REQUIRED WORK:
Your task is to copy the material exactly.

DATA SUPPLIED:
####################
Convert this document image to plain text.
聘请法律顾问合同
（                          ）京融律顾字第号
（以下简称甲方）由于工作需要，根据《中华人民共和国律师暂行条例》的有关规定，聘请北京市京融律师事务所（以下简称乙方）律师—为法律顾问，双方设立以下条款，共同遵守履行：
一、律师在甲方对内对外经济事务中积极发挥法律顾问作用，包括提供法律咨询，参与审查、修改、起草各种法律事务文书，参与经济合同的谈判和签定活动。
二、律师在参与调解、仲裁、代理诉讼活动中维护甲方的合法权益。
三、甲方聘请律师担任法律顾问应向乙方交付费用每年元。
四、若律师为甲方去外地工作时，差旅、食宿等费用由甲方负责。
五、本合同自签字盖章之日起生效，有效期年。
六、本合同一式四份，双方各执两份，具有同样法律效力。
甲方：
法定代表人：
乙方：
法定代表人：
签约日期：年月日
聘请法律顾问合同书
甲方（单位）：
####################
ANSWER TO THIS PROBLEM:
Convert this document image to plain text.
聘请法律顾问合同
（                          ）京融律顾字第号
（以下简称甲方）由于工作需要，根据《中华人民共和国律师暂行条例》的有关规定，聘请北京市京融律师事务所（以下简称乙方）律师—为法律顾问，双方设立以下条款，共同遵守履行：
一、律师在甲方对内对外经济事务中积极发挥法律顾问作用，包括提供法律咨询，参与审查、修改、起草各种法律事务文书，参与经济合同的谈判和签定活动。
二、律师在参与调解、仲裁、代理诉讼活动中维护甲方的合法权益。
三、甲方聘请律师担任法律顾问应向乙方交付费用每年元。
四、若律师为甲方去外地工作时，差旅、食宿等费用由甲方负责。
五、本合同自签字盖章之日起生效，有效期年。
六、本合同一式四份，双方各执两份，具有同样法律效力。
甲方：
法定代表人：
乙方：
法定代表人：
签约日期：年月日
聘请法律顾问合同书
甲方（单位）：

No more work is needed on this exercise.